§ **EXERCISE**
Extract the full set of records that follows, word for word.

§ **EXTRACTED DATA**
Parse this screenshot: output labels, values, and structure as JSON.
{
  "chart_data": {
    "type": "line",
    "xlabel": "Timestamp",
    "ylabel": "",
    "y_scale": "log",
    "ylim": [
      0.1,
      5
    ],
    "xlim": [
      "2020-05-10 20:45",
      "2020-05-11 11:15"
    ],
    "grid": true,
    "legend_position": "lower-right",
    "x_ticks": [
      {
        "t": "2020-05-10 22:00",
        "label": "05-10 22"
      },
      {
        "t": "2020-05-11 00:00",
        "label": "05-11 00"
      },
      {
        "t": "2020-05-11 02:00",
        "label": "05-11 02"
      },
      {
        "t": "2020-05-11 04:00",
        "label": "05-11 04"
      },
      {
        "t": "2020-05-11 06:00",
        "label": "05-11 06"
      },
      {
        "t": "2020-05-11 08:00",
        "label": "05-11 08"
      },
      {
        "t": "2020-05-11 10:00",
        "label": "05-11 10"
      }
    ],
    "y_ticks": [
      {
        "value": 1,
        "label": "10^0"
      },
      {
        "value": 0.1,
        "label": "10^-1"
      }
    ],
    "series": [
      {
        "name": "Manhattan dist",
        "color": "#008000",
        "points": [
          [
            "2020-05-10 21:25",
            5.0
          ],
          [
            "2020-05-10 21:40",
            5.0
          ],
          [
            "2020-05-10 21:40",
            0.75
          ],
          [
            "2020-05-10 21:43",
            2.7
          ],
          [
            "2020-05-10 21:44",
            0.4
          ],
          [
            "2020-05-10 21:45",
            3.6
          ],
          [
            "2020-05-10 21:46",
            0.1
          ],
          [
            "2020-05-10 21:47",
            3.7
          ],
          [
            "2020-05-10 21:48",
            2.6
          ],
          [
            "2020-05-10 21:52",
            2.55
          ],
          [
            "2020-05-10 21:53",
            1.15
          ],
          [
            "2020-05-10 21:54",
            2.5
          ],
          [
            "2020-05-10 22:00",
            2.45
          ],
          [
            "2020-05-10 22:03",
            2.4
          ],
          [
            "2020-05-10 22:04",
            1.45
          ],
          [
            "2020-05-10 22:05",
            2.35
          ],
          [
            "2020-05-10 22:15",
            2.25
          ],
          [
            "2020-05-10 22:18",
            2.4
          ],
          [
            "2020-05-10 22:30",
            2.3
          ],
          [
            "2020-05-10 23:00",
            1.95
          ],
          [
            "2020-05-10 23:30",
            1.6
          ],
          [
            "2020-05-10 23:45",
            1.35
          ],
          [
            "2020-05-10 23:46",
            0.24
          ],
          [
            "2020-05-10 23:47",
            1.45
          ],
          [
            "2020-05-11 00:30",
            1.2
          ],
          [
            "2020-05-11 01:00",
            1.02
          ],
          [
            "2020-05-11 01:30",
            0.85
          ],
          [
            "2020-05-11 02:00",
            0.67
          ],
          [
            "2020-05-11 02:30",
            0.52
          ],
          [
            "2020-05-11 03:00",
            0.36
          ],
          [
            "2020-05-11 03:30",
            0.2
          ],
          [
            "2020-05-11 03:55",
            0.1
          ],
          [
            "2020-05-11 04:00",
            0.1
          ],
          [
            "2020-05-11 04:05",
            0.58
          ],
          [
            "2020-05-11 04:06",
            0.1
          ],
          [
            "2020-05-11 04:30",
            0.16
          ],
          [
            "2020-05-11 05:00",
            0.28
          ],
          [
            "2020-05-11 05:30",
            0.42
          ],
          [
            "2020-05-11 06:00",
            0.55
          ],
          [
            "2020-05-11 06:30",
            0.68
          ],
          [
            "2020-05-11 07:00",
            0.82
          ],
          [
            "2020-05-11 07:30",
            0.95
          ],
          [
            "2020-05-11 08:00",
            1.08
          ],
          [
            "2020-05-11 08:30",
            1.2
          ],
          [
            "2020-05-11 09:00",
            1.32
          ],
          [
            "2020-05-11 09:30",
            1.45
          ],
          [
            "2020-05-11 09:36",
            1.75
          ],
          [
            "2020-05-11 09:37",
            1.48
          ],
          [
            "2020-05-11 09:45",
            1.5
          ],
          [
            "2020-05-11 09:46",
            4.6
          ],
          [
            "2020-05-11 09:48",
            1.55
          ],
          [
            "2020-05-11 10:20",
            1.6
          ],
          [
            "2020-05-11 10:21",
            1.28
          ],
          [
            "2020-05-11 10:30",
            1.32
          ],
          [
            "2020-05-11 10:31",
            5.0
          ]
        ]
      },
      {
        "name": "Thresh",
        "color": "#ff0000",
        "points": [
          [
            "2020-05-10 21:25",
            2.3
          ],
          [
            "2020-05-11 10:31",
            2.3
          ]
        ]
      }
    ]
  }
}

§ **RESPONSE TO THIS TASK**
Parse this screenshot: output labels, values, and structure as JSON.
{
  "chart_data": {
    "type": "line",
    "xlabel": "Timestamp",
    "ylabel": "",
    "y_scale": "log",
    "ylim": [
      0.1,
      5
    ],
    "xlim": [
      "2020-05-10 20:45",
      "2020-05-11 11:15"
    ],
    "grid": true,
    "legend_position": "lower-right",
    "x_ticks": [
      {
        "t": "2020-05-10 22:00",
        "label": "05-10 22"
      },
      {
        "t": "2020-05-11 00:00",
        "label": "05-11 00"
      },
      {
        "t": "2020-05-11 02:00",
        "label": "05-11 02"
      },
      {
        "t": "2020-05-11 04:00",
        "label": "05-11 04"
      },
      {
        "t": "2020-05-11 06:00",
        "label": "05-11 06"
      },
      {
        "t": "2020-05-11 08:00",
        "label": "05-11 08"
      },
      {
        "t": "2020-05-11 10:00",
        "label": "05-11 10"
      }
    ],
    "y_ticks": [
      {
        "value": 1,
        "label": "10^0"
      },
      {
        "value": 0.1,
        "label": "10^-1"
      }
    ],
    "series": [
      {
        "name": "Manhattan dist",
        "color": "#008000",
        "points": [
          [
            "2020-05-10 21:25",
            5.0
          ],
          [
            "2020-05-10 21:40",
            5.0
          ],
          [
            "2020-05-10 21:40",
            0.75
          ],
          [
            "2020-05-10 21:43",
            2.7
          ],
          [
            "2020-05-10 21:44",
            0.4
          ],
          [
            "2020-05-10 21:45",
            3.6
          ],
          [
            "2020-05-10 21:46",
            0.1
          ],
          [
            "2020-05-10 21:47",
            3.7
          ],
          [
            "2020-05-10 21:48",
            2.6
          ],
          [
            "2020-05-10 21:52",
            2.55
          ],
          [
            "2020-05-10 21:53",
            1.15
          ],
          [
            "2020-05-10 21:54",
            2.5
          ],
          [
            "2020-05-10 22:00",
            2.45
          ],
          [
            "2020-05-10 22:03",
            2.4
          ],
          [
            "2020-05-10 22:04",
            1.45
          ],
          [
            "2020-05-10 22:05",
            2.35
          ],
          [
            "2020-05-10 22:15",
            2.25
          ],
          [
            "2020-05-10 22:18",
            2.4
          ],
          [
            "2020-05-10 22:30",
            2.3
          ],
          [
            "2020-05-10 23:00",
            1.95
          ],
          [
            "2020-05-10 23:30",
            1.6
          ],
          [
            "2020-05-10 23:45",
            1.35
          ],
          [
            "2020-05-10 23:46",
            0.24
          ],
          [
            "2020-05-10 23:47",
            1.45
          ],
          [
            "2020-05-11 00:30",
            1.2
          ],
          [
            "2020-05-11 01:00",
            1.02
          ],
          [
            "2020-05-11 01:30",
            0.85
          ],
          [
            "2020-05-11 02:00",
            0.67
          ],
          [
            "2020-05-11 02:30",
            0.52
          ],
          [
            "2020-05-11 03:00",
            0.36
          ],
          [
            "2020-05-11 03:30",
            0.2
          ],
          [
            "2020-05-11 03:55",
            0.1
          ],
          [
            "2020-05-11 04:00",
            0.1
          ],
          [
            "2020-05-11 04:05",
            0.58
          ],
          [
            "2020-05-11 04:06",
            0.1
          ],
          [
            "2020-05-11 04:30",
            0.16
          ],
          [
            "2020-05-11 05:00",
            0.28
          ],
          [
            "2020-05-11 05:30",
            0.42
          ],
          [
            "2020-05-11 06:00",
            0.55
          ],
          [
            "2020-05-11 06:30",
            0.68
          ],
          [
            "2020-05-11 07:00",
            0.82
          ],
          [
            "2020-05-11 07:30",
            0.95
          ],
          [
            "2020-05-11 08:00",
            1.08
          ],
          [
            "2020-05-11 08:30",
            1.2
          ],
          [
            "2020-05-11 09:00",
            1.32
          ],
          [
            "2020-05-11 09:30",
            1.45
          ],
          [
            "2020-05-11 09:36",
            1.75
          ],
          [
            "2020-05-11 09:37",
            1.48
          ],
          [
            "2020-05-11 09:45",
            1.5
          ],
          [
            "2020-05-11 09:46",
            4.6
          ],
          [
            "2020-05-11 09:48",
            1.55
          ],
          [
            "2020-05-11 10:20",
            1.6
          ],
          [
            "2020-05-11 10:21",
            1.28
          ],
          [
            "2020-05-11 10:30",
            1.32
          ],
          [
            "2020-05-11 10:31",
            5.0
          ]
        ]
      },
      {
        "name": "Thresh",
        "color": "#ff0000",
        "points": [
          [
            "2020-05-10 21:25",
            2.3
          ],
          [
            "2020-05-11 10:31",
            2.3
          ]
        ]
      }
    ]
  }
}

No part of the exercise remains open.